__Directions for this task__: Keep only those lines of the records that include the string "Weighted".

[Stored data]

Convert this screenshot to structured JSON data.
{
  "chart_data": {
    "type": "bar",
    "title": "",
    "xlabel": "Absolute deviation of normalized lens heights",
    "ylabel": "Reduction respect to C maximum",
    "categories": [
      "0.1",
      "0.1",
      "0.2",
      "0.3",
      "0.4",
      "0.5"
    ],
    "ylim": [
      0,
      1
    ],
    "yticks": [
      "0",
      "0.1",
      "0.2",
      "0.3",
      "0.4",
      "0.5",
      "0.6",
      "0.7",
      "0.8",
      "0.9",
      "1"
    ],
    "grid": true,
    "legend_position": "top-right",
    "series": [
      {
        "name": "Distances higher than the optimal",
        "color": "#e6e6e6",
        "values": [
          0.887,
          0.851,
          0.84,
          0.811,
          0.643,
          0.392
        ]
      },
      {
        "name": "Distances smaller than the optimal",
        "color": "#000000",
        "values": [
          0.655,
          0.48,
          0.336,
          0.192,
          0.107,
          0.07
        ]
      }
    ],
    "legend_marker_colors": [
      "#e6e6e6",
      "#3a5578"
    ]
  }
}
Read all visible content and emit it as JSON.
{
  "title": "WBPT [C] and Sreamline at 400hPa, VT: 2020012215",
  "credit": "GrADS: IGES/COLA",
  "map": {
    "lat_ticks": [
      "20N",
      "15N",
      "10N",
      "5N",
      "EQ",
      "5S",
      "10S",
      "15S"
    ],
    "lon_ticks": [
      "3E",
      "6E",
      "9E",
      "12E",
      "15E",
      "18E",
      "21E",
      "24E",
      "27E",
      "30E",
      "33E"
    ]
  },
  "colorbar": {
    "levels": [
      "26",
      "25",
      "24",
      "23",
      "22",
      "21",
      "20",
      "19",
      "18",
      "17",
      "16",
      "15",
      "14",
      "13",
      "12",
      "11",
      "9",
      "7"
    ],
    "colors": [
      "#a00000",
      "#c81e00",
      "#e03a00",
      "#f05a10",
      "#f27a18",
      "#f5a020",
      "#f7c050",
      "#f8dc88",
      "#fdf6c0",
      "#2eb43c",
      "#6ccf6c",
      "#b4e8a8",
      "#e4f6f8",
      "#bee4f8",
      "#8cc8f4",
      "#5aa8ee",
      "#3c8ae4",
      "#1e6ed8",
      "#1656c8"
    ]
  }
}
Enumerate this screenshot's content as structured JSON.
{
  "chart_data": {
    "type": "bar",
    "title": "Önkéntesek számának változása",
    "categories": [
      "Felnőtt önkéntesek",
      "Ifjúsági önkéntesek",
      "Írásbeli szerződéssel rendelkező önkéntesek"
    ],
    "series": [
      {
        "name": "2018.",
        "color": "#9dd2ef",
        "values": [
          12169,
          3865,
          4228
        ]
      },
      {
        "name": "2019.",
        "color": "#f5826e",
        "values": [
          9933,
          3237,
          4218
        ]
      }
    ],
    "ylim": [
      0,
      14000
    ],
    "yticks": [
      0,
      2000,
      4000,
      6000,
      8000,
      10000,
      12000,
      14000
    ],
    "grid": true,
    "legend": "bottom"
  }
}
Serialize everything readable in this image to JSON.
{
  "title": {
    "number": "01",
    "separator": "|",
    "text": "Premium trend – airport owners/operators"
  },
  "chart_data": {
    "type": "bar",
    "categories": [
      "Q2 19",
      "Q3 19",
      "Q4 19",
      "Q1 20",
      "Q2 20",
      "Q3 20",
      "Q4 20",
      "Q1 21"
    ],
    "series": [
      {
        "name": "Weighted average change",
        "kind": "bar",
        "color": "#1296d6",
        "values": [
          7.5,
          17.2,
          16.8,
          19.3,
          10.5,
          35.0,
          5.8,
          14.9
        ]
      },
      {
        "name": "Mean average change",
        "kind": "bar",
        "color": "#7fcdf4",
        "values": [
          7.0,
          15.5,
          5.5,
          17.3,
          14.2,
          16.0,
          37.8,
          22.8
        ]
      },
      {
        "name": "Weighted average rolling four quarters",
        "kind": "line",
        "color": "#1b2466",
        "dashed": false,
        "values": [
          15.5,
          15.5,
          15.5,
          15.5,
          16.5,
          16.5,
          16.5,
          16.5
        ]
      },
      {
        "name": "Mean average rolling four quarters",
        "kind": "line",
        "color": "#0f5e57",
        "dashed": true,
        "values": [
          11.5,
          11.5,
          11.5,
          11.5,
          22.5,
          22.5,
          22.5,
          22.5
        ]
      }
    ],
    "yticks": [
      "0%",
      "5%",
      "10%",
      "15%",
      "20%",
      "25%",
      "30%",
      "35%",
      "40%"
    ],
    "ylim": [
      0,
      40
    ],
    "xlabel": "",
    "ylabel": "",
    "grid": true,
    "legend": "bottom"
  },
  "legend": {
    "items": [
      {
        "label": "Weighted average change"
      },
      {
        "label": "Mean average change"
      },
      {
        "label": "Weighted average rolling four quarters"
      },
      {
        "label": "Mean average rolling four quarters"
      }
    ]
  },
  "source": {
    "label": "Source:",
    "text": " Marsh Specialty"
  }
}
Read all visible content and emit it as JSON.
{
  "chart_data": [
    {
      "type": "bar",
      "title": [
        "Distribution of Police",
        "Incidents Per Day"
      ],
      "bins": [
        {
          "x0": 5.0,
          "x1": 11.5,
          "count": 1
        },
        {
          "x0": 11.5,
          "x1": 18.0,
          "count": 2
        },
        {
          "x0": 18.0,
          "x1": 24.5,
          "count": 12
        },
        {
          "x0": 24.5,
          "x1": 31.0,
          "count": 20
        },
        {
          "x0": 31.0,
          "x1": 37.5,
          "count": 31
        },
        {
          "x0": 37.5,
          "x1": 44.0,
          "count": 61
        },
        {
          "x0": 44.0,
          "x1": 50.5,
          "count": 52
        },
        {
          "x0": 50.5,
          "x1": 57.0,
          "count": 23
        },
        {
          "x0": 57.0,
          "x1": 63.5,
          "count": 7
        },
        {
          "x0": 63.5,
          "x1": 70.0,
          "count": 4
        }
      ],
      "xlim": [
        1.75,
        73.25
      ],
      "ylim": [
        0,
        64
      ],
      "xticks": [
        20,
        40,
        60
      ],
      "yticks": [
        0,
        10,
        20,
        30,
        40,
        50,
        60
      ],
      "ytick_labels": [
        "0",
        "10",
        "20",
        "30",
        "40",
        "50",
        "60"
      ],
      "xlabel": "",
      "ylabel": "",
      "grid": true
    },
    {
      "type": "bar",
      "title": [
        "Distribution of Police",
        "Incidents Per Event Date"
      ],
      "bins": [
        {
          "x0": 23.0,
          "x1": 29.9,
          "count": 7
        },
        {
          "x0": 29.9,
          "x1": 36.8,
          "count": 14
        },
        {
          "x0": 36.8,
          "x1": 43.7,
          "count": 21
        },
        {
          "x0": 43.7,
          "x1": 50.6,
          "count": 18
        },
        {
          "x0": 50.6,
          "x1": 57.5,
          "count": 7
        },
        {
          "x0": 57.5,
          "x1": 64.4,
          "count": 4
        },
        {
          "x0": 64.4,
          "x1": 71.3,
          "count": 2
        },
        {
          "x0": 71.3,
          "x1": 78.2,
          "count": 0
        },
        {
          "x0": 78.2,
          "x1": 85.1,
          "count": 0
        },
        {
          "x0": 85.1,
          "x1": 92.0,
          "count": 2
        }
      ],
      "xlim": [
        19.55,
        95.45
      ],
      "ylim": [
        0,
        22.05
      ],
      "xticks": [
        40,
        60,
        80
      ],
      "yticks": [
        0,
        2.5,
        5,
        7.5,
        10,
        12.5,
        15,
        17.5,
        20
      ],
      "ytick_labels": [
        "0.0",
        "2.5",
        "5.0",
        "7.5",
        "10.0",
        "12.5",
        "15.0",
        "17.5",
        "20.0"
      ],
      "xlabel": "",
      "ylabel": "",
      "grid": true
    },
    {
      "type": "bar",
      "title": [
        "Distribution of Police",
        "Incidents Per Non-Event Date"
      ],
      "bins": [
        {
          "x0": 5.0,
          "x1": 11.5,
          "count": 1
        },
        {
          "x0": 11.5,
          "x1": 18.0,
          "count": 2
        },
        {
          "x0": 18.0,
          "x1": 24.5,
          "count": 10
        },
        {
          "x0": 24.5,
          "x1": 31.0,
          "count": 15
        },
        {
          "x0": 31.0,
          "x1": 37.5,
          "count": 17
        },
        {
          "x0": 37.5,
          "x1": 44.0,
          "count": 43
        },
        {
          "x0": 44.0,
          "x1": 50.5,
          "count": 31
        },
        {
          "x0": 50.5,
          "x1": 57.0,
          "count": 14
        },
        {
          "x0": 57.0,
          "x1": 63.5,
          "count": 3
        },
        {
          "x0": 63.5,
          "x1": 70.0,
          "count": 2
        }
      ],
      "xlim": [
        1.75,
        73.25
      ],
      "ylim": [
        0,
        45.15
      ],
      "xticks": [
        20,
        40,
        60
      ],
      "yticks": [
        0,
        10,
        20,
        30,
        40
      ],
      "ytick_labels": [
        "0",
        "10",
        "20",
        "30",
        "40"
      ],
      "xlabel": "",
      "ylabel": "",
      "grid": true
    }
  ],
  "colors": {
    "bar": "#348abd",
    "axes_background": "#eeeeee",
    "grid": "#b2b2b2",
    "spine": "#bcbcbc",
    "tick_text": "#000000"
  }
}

__Response below__:
        "name": "Weighted average change",
        "name": "Weighted average rolling four quarters",
        "label": "Weighted average change"
        "label": "Weighted average rolling four quarters"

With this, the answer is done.